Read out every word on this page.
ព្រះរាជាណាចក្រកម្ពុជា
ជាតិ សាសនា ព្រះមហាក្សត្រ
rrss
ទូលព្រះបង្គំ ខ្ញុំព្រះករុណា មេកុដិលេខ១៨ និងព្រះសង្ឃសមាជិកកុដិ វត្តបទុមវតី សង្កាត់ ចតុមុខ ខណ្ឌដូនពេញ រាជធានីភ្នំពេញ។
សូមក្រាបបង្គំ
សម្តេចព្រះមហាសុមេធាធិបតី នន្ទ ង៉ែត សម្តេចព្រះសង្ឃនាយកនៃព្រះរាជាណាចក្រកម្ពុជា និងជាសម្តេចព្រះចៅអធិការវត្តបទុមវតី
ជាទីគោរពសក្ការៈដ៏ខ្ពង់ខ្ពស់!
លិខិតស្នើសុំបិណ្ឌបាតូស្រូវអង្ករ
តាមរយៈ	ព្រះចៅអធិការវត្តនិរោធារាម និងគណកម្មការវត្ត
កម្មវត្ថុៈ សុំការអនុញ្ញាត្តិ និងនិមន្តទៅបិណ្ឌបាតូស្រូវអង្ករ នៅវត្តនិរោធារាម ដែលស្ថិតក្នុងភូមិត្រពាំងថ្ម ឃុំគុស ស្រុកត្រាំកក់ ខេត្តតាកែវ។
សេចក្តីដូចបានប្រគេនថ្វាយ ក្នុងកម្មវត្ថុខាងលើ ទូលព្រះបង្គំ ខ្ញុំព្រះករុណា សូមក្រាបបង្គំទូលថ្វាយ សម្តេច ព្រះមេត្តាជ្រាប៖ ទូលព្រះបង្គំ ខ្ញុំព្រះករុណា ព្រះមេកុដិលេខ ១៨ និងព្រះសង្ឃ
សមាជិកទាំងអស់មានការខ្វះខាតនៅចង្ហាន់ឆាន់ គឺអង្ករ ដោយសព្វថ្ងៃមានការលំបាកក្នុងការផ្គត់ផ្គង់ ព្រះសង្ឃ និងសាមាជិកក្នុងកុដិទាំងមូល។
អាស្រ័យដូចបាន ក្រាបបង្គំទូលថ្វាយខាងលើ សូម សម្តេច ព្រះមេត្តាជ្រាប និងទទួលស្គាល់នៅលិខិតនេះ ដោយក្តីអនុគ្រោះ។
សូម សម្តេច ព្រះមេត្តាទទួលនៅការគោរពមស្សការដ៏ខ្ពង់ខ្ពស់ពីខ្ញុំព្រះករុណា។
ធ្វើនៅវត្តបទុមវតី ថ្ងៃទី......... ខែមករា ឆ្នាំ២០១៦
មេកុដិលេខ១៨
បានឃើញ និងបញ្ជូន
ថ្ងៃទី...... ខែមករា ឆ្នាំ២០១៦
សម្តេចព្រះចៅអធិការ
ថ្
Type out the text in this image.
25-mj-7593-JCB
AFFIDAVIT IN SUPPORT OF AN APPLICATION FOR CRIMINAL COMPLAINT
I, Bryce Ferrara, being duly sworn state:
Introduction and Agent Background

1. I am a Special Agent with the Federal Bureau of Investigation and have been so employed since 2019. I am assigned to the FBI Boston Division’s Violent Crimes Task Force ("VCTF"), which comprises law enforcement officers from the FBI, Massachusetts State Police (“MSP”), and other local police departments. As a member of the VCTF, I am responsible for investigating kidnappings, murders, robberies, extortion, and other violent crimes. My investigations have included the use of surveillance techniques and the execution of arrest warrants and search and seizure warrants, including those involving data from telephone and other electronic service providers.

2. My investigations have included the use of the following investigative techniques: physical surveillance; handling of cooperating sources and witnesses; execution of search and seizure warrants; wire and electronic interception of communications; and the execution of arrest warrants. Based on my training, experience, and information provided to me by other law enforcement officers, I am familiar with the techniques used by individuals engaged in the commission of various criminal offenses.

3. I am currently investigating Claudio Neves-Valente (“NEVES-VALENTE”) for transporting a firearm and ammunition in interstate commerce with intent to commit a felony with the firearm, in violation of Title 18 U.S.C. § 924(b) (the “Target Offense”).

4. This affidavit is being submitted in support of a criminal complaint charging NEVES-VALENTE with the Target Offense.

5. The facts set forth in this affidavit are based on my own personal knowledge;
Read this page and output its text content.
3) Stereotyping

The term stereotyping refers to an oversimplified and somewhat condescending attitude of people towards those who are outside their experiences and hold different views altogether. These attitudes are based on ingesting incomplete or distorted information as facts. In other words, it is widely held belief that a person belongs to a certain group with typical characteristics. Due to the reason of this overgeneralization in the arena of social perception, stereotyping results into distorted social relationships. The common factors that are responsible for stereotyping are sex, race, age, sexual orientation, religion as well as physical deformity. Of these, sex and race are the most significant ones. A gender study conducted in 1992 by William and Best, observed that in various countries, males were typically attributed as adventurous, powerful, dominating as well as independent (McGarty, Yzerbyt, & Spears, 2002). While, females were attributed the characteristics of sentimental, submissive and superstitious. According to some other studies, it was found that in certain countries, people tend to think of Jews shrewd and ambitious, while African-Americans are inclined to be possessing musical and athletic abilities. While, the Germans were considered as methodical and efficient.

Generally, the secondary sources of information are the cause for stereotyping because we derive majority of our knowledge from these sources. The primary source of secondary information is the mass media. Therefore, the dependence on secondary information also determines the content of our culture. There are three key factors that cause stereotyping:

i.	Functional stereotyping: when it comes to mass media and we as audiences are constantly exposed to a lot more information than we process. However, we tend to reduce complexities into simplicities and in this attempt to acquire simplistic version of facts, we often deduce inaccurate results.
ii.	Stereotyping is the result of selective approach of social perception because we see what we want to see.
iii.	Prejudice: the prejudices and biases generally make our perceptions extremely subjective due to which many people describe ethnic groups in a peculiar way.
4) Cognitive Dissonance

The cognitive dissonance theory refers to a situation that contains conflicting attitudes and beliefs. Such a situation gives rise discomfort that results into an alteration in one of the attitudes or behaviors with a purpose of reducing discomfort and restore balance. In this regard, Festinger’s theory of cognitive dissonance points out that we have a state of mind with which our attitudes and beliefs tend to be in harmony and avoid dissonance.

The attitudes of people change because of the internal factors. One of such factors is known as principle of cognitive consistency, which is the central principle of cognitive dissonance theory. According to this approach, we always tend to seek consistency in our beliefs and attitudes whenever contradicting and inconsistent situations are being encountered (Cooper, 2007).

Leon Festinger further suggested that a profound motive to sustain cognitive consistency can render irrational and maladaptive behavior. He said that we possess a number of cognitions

## Given problem
Consider the entries above and return each line with the string "content".

## Result
Read this page and output its text content.
Generally, the secondary sources of information are the cause for stereotyping because we derive majority of our knowledge from these sources. The primary source of secondary information is the mass media. Therefore, the dependence on secondary information also determines the content of our culture. There are three key factors that cause stereotyping:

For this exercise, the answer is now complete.